Exercise task
Copy every row below word for word, changing nothing.

[Region annotation rows]
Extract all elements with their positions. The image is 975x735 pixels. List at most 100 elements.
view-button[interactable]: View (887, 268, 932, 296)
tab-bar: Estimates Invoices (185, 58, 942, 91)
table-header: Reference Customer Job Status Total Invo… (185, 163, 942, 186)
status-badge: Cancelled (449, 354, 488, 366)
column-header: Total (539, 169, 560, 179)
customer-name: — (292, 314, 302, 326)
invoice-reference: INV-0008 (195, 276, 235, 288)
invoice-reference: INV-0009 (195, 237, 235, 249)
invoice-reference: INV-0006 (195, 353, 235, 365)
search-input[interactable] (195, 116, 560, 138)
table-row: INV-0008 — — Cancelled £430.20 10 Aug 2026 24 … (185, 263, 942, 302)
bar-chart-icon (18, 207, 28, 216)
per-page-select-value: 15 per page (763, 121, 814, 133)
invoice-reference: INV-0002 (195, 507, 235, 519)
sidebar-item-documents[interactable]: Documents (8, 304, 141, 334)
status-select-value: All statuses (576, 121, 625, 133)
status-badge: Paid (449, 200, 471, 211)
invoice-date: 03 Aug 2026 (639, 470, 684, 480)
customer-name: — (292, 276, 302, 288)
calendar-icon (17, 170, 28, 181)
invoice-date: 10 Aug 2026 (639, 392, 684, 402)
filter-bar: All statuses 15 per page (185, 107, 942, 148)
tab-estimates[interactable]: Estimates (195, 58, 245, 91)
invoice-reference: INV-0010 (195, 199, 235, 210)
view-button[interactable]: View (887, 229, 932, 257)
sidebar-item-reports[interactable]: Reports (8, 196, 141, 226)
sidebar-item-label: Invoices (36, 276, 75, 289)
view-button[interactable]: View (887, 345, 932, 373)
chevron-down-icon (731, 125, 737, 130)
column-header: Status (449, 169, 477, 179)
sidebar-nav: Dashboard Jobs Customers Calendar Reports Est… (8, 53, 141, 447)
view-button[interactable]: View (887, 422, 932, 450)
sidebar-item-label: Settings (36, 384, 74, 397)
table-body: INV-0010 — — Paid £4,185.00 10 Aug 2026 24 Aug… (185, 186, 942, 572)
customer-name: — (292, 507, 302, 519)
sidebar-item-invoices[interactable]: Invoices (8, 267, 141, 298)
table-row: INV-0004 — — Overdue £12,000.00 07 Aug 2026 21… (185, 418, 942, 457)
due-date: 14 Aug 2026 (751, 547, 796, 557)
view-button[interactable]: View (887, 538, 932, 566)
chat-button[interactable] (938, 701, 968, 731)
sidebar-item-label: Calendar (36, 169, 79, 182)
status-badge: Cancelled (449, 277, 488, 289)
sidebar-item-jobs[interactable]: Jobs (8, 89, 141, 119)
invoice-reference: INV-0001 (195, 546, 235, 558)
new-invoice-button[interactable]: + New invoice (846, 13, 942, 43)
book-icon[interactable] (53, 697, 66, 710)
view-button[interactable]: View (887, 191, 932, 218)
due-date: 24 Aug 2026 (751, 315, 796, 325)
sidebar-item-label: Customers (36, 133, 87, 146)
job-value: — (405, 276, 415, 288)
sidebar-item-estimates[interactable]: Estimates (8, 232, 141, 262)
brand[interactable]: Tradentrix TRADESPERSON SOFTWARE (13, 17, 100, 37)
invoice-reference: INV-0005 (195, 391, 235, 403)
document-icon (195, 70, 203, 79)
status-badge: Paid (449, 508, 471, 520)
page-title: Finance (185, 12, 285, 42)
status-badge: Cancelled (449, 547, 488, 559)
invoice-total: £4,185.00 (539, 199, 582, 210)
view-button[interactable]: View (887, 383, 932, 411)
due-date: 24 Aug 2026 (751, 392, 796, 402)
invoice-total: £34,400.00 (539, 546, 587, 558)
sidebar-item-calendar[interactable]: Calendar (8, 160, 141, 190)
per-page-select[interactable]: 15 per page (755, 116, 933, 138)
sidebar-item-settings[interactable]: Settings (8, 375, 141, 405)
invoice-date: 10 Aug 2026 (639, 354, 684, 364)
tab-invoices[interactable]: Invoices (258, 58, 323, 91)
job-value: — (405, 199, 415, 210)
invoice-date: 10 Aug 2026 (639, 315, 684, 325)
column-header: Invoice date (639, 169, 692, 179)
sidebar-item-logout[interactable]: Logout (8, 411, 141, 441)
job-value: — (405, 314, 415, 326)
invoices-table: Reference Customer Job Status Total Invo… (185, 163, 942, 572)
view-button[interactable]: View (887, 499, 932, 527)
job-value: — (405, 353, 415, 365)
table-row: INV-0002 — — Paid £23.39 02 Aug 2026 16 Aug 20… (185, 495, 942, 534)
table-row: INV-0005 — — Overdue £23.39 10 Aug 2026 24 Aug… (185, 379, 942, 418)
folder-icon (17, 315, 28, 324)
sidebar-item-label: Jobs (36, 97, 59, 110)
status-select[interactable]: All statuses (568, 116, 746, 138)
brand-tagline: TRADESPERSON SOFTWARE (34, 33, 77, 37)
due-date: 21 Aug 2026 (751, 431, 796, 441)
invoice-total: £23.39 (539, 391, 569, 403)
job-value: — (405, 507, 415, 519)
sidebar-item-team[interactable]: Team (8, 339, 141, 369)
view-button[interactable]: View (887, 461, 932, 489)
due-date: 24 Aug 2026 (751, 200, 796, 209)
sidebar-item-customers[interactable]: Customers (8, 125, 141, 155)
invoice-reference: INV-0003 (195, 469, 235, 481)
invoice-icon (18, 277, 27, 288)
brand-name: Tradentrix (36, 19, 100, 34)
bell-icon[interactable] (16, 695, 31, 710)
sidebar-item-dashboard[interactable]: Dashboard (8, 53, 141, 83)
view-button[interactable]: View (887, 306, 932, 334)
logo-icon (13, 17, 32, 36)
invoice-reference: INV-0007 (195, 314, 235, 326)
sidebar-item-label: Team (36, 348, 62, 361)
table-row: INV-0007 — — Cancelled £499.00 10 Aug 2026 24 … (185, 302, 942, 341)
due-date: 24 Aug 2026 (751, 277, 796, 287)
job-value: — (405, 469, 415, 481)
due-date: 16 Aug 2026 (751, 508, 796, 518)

Solution
Extract all elements with their positions. The image is 975x735 pixels. List at most 100 elements.
view-button[interactable]: View (887, 268, 932, 296)
tab-bar: Estimates Invoices (185, 58, 942, 91)
table-header: Reference Customer Job Status Total Invo… (185, 163, 942, 186)
status-badge: Cancelled (449, 354, 488, 366)
column-header: Total (539, 169, 560, 179)
customer-name: — (292, 314, 302, 326)
invoice-reference: INV-0008 (195, 276, 235, 288)
invoice-reference: INV-0009 (195, 237, 235, 249)
invoice-reference: INV-0006 (195, 353, 235, 365)
search-input[interactable] (195, 116, 560, 138)
table-row: INV-0008 — — Cancelled £430.20 10 Aug 2026 24 … (185, 263, 942, 302)
bar-chart-icon (18, 207, 28, 216)
per-page-select-value: 15 per page (763, 121, 814, 133)
invoice-reference: INV-0002 (195, 507, 235, 519)
sidebar-item-documents[interactable]: Documents (8, 304, 141, 334)
status-select-value: All statuses (576, 121, 625, 133)
status-badge: Paid (449, 200, 471, 211)
invoice-date: 03 Aug 2026 (639, 470, 684, 480)
customer-name: — (292, 276, 302, 288)
calendar-icon (17, 170, 28, 181)
invoice-date: 10 Aug 2026 (639, 392, 684, 402)
filter-bar: All statuses 15 per page (185, 107, 942, 148)
tab-estimates[interactable]: Estimates (195, 58, 245, 91)
invoice-reference: INV-0010 (195, 199, 235, 210)
view-button[interactable]: View (887, 229, 932, 257)
sidebar-item-reports[interactable]: Reports (8, 196, 141, 226)
sidebar-item-label: Invoices (36, 276, 75, 289)
view-button[interactable]: View (887, 345, 932, 373)
chevron-down-icon (731, 125, 737, 130)
column-header: Status (449, 169, 477, 179)
sidebar-nav: Dashboard Jobs Customers Calendar Reports Est… (8, 53, 141, 447)
view-button[interactable]: View (887, 422, 932, 450)
sidebar-item-label: Settings (36, 384, 74, 397)
table-body: INV-0010 — — Paid £4,185.00 10 Aug 2026 24 Aug… (185, 186, 942, 572)
customer-name: — (292, 507, 302, 519)
sidebar-item-invoices[interactable]: Invoices (8, 267, 141, 298)
table-row: INV-0004 — — Overdue £12,000.00 07 Aug 2026 21… (185, 418, 942, 457)
due-date: 14 Aug 2026 (751, 547, 796, 557)
view-button[interactable]: View (887, 538, 932, 566)
chat-button[interactable] (938, 701, 968, 731)
sidebar-item-label: Calendar (36, 169, 79, 182)
status-badge: Cancelled (449, 277, 488, 289)
sidebar-item-jobs[interactable]: Jobs (8, 89, 141, 119)
invoice-reference: INV-0001 (195, 546, 235, 558)
new-invoice-button[interactable]: + New invoice (846, 13, 942, 43)
book-icon[interactable] (53, 697, 66, 710)
view-button[interactable]: View (887, 191, 932, 218)
due-date: 24 Aug 2026 (751, 315, 796, 325)
sidebar-item-label: Customers (36, 133, 87, 146)
job-value: — (405, 276, 415, 288)
sidebar-item-estimates[interactable]: Estimates (8, 232, 141, 262)
brand[interactable]: Tradentrix TRADESPERSON SOFTWARE (13, 17, 100, 37)
invoice-reference: INV-0005 (195, 391, 235, 403)
document-icon (195, 70, 203, 79)
status-badge: Paid (449, 508, 471, 520)
page-title: Finance (185, 12, 285, 42)
status-badge: Cancelled (449, 547, 488, 559)
invoice-total: £4,185.00 (539, 199, 582, 210)
view-button[interactable]: View (887, 383, 932, 411)
due-date: 24 Aug 2026 (751, 392, 796, 402)
invoice-total: £34,400.00 (539, 546, 587, 558)
sidebar-item-calendar[interactable]: Calendar (8, 160, 141, 190)
per-page-select[interactable]: 15 per page (755, 116, 933, 138)
sidebar-item-settings[interactable]: Settings (8, 375, 141, 405)
invoice-date: 10 Aug 2026 (639, 354, 684, 364)
tab-invoices[interactable]: Invoices (258, 58, 323, 91)
job-value: — (405, 199, 415, 210)
invoice-date: 10 Aug 2026 (639, 315, 684, 325)
column-header: Invoice date (639, 169, 692, 179)
sidebar-item-logout[interactable]: Logout (8, 411, 141, 441)
job-value: — (405, 314, 415, 326)
invoices-table: Reference Customer Job Status Total Invo… (185, 163, 942, 572)
view-button[interactable]: View (887, 499, 932, 527)
job-value: — (405, 353, 415, 365)
table-row: INV-0002 — — Paid £23.39 02 Aug 2026 16 Aug 20… (185, 495, 942, 534)
table-row: INV-0005 — — Overdue £23.39 10 Aug 2026 24 Aug… (185, 379, 942, 418)
folder-icon (17, 315, 28, 324)
sidebar-item-label: Jobs (36, 97, 59, 110)
status-select[interactable]: All statuses (568, 116, 746, 138)
brand-tagline: TRADESPERSON SOFTWARE (34, 33, 77, 37)
due-date: 21 Aug 2026 (751, 431, 796, 441)
invoice-total: £23.39 (539, 391, 569, 403)
job-value: — (405, 507, 415, 519)
sidebar-item-team[interactable]: Team (8, 339, 141, 369)
view-button[interactable]: View (887, 461, 932, 489)
due-date: 24 Aug 2026 (751, 200, 796, 209)
sidebar-item-customers[interactable]: Customers (8, 125, 141, 155)
invoice-reference: INV-0003 (195, 469, 235, 481)
invoice-icon (18, 277, 27, 288)
brand-name: Tradentrix (36, 19, 100, 34)
bell-icon[interactable] (16, 695, 31, 710)
sidebar-item-dashboard[interactable]: Dashboard (8, 53, 141, 83)
view-button[interactable]: View (887, 306, 932, 334)
logo-icon (13, 17, 32, 36)
invoice-reference: INV-0007 (195, 314, 235, 326)
sidebar-item-label: Team (36, 348, 62, 361)
table-row: INV-0007 — — Cancelled £499.00 10 Aug 2026 24 … (185, 302, 942, 341)
due-date: 24 Aug 2026 (751, 277, 796, 287)
job-value: — (405, 469, 415, 481)
due-date: 16 Aug 2026 (751, 508, 796, 518)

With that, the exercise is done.